## Listing
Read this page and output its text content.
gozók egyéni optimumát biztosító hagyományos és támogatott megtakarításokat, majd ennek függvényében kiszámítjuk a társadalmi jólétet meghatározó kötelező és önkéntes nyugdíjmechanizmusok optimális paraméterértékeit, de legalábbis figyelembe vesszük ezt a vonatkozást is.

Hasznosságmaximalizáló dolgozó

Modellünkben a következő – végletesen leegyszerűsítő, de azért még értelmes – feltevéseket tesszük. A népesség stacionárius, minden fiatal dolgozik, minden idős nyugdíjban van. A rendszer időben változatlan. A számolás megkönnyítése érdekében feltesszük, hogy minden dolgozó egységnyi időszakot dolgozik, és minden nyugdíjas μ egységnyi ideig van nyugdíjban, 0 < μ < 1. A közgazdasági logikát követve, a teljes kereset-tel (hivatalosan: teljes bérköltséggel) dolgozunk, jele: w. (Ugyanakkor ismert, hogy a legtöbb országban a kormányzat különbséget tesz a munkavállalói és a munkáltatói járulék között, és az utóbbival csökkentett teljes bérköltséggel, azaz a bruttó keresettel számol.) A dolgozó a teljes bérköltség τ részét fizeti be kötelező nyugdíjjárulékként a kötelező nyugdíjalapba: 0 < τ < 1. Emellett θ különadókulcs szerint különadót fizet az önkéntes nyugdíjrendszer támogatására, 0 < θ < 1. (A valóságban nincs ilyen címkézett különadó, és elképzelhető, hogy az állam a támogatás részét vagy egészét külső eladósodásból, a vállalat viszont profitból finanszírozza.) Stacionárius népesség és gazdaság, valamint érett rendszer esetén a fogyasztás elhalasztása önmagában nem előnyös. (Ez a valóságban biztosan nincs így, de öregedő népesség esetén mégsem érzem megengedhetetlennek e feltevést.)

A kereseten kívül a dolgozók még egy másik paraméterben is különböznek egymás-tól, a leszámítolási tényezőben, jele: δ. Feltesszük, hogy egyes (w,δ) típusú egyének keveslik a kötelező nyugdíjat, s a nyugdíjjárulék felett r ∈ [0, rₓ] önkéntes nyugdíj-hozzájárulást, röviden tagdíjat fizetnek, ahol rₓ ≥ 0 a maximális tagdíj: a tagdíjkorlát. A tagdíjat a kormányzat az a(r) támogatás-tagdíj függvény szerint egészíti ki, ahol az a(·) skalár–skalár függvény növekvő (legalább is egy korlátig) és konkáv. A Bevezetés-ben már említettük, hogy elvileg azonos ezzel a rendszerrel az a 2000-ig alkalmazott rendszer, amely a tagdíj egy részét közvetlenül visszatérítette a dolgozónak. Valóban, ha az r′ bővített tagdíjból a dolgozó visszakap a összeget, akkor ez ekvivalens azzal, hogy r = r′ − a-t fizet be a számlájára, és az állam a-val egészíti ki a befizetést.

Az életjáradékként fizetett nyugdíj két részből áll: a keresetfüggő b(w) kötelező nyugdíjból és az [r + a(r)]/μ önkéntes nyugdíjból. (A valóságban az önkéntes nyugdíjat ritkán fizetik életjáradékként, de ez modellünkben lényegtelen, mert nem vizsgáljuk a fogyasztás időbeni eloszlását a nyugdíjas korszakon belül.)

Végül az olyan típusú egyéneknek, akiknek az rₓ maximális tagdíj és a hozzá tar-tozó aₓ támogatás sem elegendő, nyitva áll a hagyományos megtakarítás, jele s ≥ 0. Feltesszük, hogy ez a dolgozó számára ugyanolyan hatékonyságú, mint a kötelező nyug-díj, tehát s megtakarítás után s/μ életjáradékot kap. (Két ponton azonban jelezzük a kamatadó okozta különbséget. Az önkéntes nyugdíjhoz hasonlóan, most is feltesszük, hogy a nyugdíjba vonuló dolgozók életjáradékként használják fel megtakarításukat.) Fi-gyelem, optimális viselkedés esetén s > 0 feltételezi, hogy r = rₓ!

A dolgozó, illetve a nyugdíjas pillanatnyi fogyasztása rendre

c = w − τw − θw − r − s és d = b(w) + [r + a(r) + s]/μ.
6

## Aim
Return every line of the material exactly.

## Response to the exercise
Read this page and output its text content.
gozók egyéni optimumát biztosító hagyományos és támogatott megtakarításokat, majd ennek függvényében kiszámítjuk a társadalmi jólétet meghatározó kötelező és önkéntes nyugdíjmechanizmusok optimális paraméterértékeit, de legalábbis figyelembe vesszük ezt a vonatkozást is.

Hasznosságmaximalizáló dolgozó

Modellünkben a következő – végletesen leegyszerűsítő, de azért még értelmes – feltevéseket tesszük. A népesség stacionárius, minden fiatal dolgozik, minden idős nyugdíjban van. A rendszer időben változatlan. A számolás megkönnyítése érdekében feltesszük, hogy minden dolgozó egységnyi időszakot dolgozik, és minden nyugdíjas μ egységnyi ideig van nyugdíjban, 0 < μ < 1. A közgazdasági logikát követve, a teljes kereset-tel (hivatalosan: teljes bérköltséggel) dolgozunk, jele: w. (Ugyanakkor ismert, hogy a legtöbb országban a kormányzat különbséget tesz a munkavállalói és a munkáltatói járulék között, és az utóbbival csökkentett teljes bérköltséggel, azaz a bruttó keresettel számol.) A dolgozó a teljes bérköltség τ részét fizeti be kötelező nyugdíjjárulékként a kötelező nyugdíjalapba: 0 < τ < 1. Emellett θ különadókulcs szerint különadót fizet az önkéntes nyugdíjrendszer támogatására, 0 < θ < 1. (A valóságban nincs ilyen címkézett különadó, és elképzelhető, hogy az állam a támogatás részét vagy egészét külső eladósodásból, a vállalat viszont profitból finanszírozza.) Stacionárius népesség és gazdaság, valamint érett rendszer esetén a fogyasztás elhalasztása önmagában nem előnyös. (Ez a valóságban biztosan nincs így, de öregedő népesség esetén mégsem érzem megengedhetetlennek e feltevést.)

A kereseten kívül a dolgozók még egy másik paraméterben is különböznek egymás-tól, a leszámítolási tényezőben, jele: δ. Feltesszük, hogy egyes (w,δ) típusú egyének keveslik a kötelező nyugdíjat, s a nyugdíjjárulék felett r ∈ [0, rₓ] önkéntes nyugdíj-hozzájárulást, röviden tagdíjat fizetnek, ahol rₓ ≥ 0 a maximális tagdíj: a tagdíjkorlát. A tagdíjat a kormányzat az a(r) támogatás-tagdíj függvény szerint egészíti ki, ahol az a(·) skalár–skalár függvény növekvő (legalább is egy korlátig) és konkáv. A Bevezetés-ben már említettük, hogy elvileg azonos ezzel a rendszerrel az a 2000-ig alkalmazott rendszer, amely a tagdíj egy részét közvetlenül visszatérítette a dolgozónak. Valóban, ha az r′ bővített tagdíjból a dolgozó visszakap a összeget, akkor ez ekvivalens azzal, hogy r = r′ − a-t fizet be a számlájára, és az állam a-val egészíti ki a befizetést.

Az életjáradékként fizetett nyugdíj két részből áll: a keresetfüggő b(w) kötelező nyugdíjból és az [r + a(r)]/μ önkéntes nyugdíjból. (A valóságban az önkéntes nyugdíjat ritkán fizetik életjáradékként, de ez modellünkben lényegtelen, mert nem vizsgáljuk a fogyasztás időbeni eloszlását a nyugdíjas korszakon belül.)

Végül az olyan típusú egyéneknek, akiknek az rₓ maximális tagdíj és a hozzá tar-tozó aₓ támogatás sem elegendő, nyitva áll a hagyományos megtakarítás, jele s ≥ 0. Feltesszük, hogy ez a dolgozó számára ugyanolyan hatékonyságú, mint a kötelező nyug-díj, tehát s megtakarítás után s/μ életjáradékot kap. (Két ponton azonban jelezzük a kamatadó okozta különbséget. Az önkéntes nyugdíjhoz hasonlóan, most is feltesszük, hogy a nyugdíjba vonuló dolgozók életjáradékként használják fel megtakarításukat.) Fi-gyelem, optimális viselkedés esetén s > 0 feltételezi, hogy r = rₓ!

A dolgozó, illetve a nyugdíjas pillanatnyi fogyasztása rendre

c = w − τw − θw − r − s és d = b(w) + [r + a(r) + s]/μ.
6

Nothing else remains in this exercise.